START

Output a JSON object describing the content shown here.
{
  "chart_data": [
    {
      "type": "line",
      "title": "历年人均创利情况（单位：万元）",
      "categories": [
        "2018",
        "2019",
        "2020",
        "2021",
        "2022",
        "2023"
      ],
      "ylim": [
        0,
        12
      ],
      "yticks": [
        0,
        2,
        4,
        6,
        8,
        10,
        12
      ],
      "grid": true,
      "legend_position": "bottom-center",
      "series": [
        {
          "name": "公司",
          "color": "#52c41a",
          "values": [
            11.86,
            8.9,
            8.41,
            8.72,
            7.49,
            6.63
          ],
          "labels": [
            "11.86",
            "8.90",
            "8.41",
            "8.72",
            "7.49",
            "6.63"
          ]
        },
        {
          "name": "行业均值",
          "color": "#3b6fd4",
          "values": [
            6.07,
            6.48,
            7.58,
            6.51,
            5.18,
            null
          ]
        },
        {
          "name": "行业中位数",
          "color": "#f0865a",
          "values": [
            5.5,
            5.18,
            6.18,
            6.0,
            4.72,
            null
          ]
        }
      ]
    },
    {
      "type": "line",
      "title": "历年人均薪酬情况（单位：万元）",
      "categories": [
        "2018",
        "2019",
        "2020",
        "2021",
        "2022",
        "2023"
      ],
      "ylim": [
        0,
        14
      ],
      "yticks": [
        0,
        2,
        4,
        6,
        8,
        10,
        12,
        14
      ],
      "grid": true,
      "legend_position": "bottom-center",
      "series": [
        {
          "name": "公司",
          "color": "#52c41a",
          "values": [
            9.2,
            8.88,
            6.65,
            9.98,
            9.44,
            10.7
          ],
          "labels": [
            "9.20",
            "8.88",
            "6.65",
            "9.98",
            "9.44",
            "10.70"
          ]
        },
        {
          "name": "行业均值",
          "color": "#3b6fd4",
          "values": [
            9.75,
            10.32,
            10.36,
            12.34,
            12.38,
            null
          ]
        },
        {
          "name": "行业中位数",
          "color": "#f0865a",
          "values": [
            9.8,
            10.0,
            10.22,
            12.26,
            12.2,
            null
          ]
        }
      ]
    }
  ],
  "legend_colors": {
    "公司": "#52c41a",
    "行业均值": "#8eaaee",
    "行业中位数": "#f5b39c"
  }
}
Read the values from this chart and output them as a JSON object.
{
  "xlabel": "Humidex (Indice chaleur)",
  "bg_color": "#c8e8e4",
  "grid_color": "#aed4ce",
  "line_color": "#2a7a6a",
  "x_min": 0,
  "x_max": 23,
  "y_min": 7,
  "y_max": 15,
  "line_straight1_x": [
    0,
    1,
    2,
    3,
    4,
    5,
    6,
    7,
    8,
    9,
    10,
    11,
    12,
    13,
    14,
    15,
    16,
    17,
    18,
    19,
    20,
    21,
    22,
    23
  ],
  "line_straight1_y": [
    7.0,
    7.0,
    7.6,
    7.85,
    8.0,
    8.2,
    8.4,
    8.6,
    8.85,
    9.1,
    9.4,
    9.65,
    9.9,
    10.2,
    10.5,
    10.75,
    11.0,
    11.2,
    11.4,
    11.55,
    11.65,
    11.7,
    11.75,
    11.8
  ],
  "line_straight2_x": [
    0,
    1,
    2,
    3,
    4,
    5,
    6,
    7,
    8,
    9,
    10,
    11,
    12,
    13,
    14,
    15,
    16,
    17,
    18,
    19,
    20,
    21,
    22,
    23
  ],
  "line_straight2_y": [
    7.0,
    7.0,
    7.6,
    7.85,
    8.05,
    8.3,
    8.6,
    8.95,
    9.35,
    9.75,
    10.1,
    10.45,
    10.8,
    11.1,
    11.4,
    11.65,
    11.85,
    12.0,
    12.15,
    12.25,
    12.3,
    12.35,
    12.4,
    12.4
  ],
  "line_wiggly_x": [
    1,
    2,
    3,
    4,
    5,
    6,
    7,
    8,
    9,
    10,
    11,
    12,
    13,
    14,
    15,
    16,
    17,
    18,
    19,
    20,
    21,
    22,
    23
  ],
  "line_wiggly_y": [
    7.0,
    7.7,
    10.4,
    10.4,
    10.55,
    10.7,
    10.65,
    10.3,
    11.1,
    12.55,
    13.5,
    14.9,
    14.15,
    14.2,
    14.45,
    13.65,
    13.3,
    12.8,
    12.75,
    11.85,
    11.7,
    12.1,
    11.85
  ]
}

END

EXERCISE INSTRUCTIONS: Print all the data exactly.

COMPLETED EXERCISE:
Output a JSON object describing the content shown here.
{
  "chart_data": [
    {
      "type": "line",
      "title": "历年人均创利情况（单位：万元）",
      "categories": [
        "2018",
        "2019",
        "2020",
        "2021",
        "2022",
        "2023"
      ],
      "ylim": [
        0,
        12
      ],
      "yticks": [
        0,
        2,
        4,
        6,
        8,
        10,
        12
      ],
      "grid": true,
      "legend_position": "bottom-center",
      "series": [
        {
          "name": "公司",
          "color": "#52c41a",
          "values": [
            11.86,
            8.9,
            8.41,
            8.72,
            7.49,
            6.63
          ],
          "labels": [
            "11.86",
            "8.90",
            "8.41",
            "8.72",
            "7.49",
            "6.63"
          ]
        },
        {
          "name": "行业均值",
          "color": "#3b6fd4",
          "values": [
            6.07,
            6.48,
            7.58,
            6.51,
            5.18,
            null
          ]
        },
        {
          "name": "行业中位数",
          "color": "#f0865a",
          "values": [
            5.5,
            5.18,
            6.18,
            6.0,
            4.72,
            null
          ]
        }
      ]
    },
    {
      "type": "line",
      "title": "历年人均薪酬情况（单位：万元）",
      "categories": [
        "2018",
        "2019",
        "2020",
        "2021",
        "2022",
        "2023"
      ],
      "ylim": [
        0,
        14
      ],
      "yticks": [
        0,
        2,
        4,
        6,
        8,
        10,
        12,
        14
      ],
      "grid": true,
      "legend_position": "bottom-center",
      "series": [
        {
          "name": "公司",
          "color": "#52c41a",
          "values": [
            9.2,
            8.88,
            6.65,
            9.98,
            9.44,
            10.7
          ],
          "labels": [
            "9.20",
            "8.88",
            "6.65",
            "9.98",
            "9.44",
            "10.70"
          ]
        },
        {
          "name": "行业均值",
          "color": "#3b6fd4",
          "values": [
            9.75,
            10.32,
            10.36,
            12.34,
            12.38,
            null
          ]
        },
        {
          "name": "行业中位数",
          "color": "#f0865a",
          "values": [
            9.8,
            10.0,
            10.22,
            12.26,
            12.2,
            null
          ]
        }
      ]
    }
  ],
  "legend_colors": {
    "公司": "#52c41a",
    "行业均值": "#8eaaee",
    "行业中位数": "#f5b39c"
  }
}
Read the values from this chart and output them as a JSON object.
{
  "xlabel": "Humidex (Indice chaleur)",
  "bg_color": "#c8e8e4",
  "grid_color": "#aed4ce",
  "line_color": "#2a7a6a",
  "x_min": 0,
  "x_max": 23,
  "y_min": 7,
  "y_max": 15,
  "line_straight1_x": [
    0,
    1,
    2,
    3,
    4,
    5,
    6,
    7,
    8,
    9,
    10,
    11,
    12,
    13,
    14,
    15,
    16,
    17,
    18,
    19,
    20,
    21,
    22,
    23
  ],
  "line_straight1_y": [
    7.0,
    7.0,
    7.6,
    7.85,
    8.0,
    8.2,
    8.4,
    8.6,
    8.85,
    9.1,
    9.4,
    9.65,
    9.9,
    10.2,
    10.5,
    10.75,
    11.0,
    11.2,
    11.4,
    11.55,
    11.65,
    11.7,
    11.75,
    11.8
  ],
  "line_straight2_x": [
    0,
    1,
    2,
    3,
    4,
    5,
    6,
    7,
    8,
    9,
    10,
    11,
    12,
    13,
    14,
    15,
    16,
    17,
    18,
    19,
    20,
    21,
    22,
    23
  ],
  "line_straight2_y": [
    7.0,
    7.0,
    7.6,
    7.85,
    8.05,
    8.3,
    8.6,
    8.95,
    9.35,
    9.75,
    10.1,
    10.45,
    10.8,
    11.1,
    11.4,
    11.65,
    11.85,
    12.0,
    12.15,
    12.25,
    12.3,
    12.35,
    12.4,
    12.4
  ],
  "line_wiggly_x": [
    1,
    2,
    3,
    4,
    5,
    6,
    7,
    8,
    9,
    10,
    11,
    12,
    13,
    14,
    15,
    16,
    17,
    18,
    19,
    20,
    21,
    22,
    23
  ],
  "line_wiggly_y": [
    7.0,
    7.7,
    10.4,
    10.4,
    10.55,
    10.7,
    10.65,
    10.3,
    11.1,
    12.55,
    13.5,
    14.9,
    14.15,
    14.2,
    14.45,
    13.65,
    13.3,
    12.8,
    12.75,
    11.85,
    11.7,
    12.1,
    11.85
  ]
}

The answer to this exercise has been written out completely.